(Dataset entries)
■ ■ ■ ■ ■

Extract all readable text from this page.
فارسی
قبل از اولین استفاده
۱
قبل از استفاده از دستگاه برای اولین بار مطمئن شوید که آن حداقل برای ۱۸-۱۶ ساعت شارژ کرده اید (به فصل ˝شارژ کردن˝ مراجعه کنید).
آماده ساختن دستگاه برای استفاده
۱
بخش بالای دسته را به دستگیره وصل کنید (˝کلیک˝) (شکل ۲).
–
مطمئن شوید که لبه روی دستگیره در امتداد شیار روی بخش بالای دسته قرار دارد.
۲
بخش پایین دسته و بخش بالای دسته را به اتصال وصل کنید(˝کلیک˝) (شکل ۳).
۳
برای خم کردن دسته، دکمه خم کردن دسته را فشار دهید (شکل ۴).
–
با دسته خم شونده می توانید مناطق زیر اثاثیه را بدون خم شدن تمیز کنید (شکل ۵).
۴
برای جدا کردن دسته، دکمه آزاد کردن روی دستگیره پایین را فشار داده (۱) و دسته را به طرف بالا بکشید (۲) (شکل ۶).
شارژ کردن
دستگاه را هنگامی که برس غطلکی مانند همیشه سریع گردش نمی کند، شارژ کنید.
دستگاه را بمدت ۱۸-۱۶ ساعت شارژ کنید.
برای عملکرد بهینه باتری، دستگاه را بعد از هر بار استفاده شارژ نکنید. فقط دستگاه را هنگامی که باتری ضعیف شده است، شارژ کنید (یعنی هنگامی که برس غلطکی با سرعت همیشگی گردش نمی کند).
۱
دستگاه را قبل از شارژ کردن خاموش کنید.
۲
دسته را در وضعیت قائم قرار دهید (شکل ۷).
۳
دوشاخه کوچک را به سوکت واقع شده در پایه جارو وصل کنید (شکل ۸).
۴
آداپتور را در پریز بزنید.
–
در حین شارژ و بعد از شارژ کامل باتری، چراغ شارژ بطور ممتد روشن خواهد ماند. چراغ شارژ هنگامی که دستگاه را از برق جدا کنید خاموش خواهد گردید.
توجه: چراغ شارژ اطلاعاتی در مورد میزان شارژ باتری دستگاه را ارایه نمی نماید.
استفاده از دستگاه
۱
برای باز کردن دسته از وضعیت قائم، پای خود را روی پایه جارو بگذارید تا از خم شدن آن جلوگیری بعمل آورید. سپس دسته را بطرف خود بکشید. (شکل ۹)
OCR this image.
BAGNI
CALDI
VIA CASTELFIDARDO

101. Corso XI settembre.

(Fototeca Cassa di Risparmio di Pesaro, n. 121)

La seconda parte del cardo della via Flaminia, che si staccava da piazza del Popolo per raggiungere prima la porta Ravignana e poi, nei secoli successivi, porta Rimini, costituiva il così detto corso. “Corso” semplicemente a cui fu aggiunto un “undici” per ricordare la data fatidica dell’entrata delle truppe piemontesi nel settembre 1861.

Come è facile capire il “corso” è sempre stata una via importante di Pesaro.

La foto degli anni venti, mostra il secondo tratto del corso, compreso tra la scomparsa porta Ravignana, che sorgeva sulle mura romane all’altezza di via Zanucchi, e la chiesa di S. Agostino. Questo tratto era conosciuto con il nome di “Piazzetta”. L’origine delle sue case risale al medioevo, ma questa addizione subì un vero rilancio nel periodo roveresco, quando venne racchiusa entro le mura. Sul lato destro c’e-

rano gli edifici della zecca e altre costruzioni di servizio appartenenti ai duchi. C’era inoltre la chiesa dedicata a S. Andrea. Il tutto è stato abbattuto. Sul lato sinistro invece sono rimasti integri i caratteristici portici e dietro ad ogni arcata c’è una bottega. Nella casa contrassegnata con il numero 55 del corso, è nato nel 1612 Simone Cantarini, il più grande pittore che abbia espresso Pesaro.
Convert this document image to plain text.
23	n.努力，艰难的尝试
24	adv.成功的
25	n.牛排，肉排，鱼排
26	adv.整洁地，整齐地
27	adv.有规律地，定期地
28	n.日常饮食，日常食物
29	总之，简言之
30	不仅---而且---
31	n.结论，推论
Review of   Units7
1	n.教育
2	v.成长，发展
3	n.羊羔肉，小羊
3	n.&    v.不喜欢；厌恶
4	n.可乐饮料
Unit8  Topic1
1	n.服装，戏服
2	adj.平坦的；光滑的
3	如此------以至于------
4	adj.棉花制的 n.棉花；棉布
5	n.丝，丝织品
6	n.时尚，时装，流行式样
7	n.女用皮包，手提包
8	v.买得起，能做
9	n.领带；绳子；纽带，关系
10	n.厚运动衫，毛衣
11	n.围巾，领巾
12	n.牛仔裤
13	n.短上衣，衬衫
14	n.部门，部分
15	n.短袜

■ ■ ■ ■ ■

## What you are asked to do
Only the lines from the one containing "Convert this document image to plain text." to the end of the data should be printed, exactly as they stand.

## Solution below
Convert this document image to plain text.
23	n.努力，艰难的尝试
24	adv.成功的
25	n.牛排，肉排，鱼排
26	adv.整洁地，整齐地
27	adv.有规律地，定期地
28	n.日常饮食，日常食物
29	总之，简言之
30	不仅---而且---
31	n.结论，推论
Review of   Units7
1	n.教育
2	v.成长，发展
3	n.羊羔肉，小羊
3	n.&    v.不喜欢；厌恶
4	n.可乐饮料
Unit8  Topic1
1	n.服装，戏服
2	adj.平坦的；光滑的
3	如此------以至于------
4	adj.棉花制的 n.棉花；棉布
5	n.丝，丝织品
6	n.时尚，时装，流行式样
7	n.女用皮包，手提包
8	v.买得起，能做
9	n.领带；绳子；纽带，关系
10	n.厚运动衫，毛衣
11	n.围巾，领巾
12	n.牛仔裤
13	n.短上衣，衬衫
14	n.部门，部分
15	n.短袜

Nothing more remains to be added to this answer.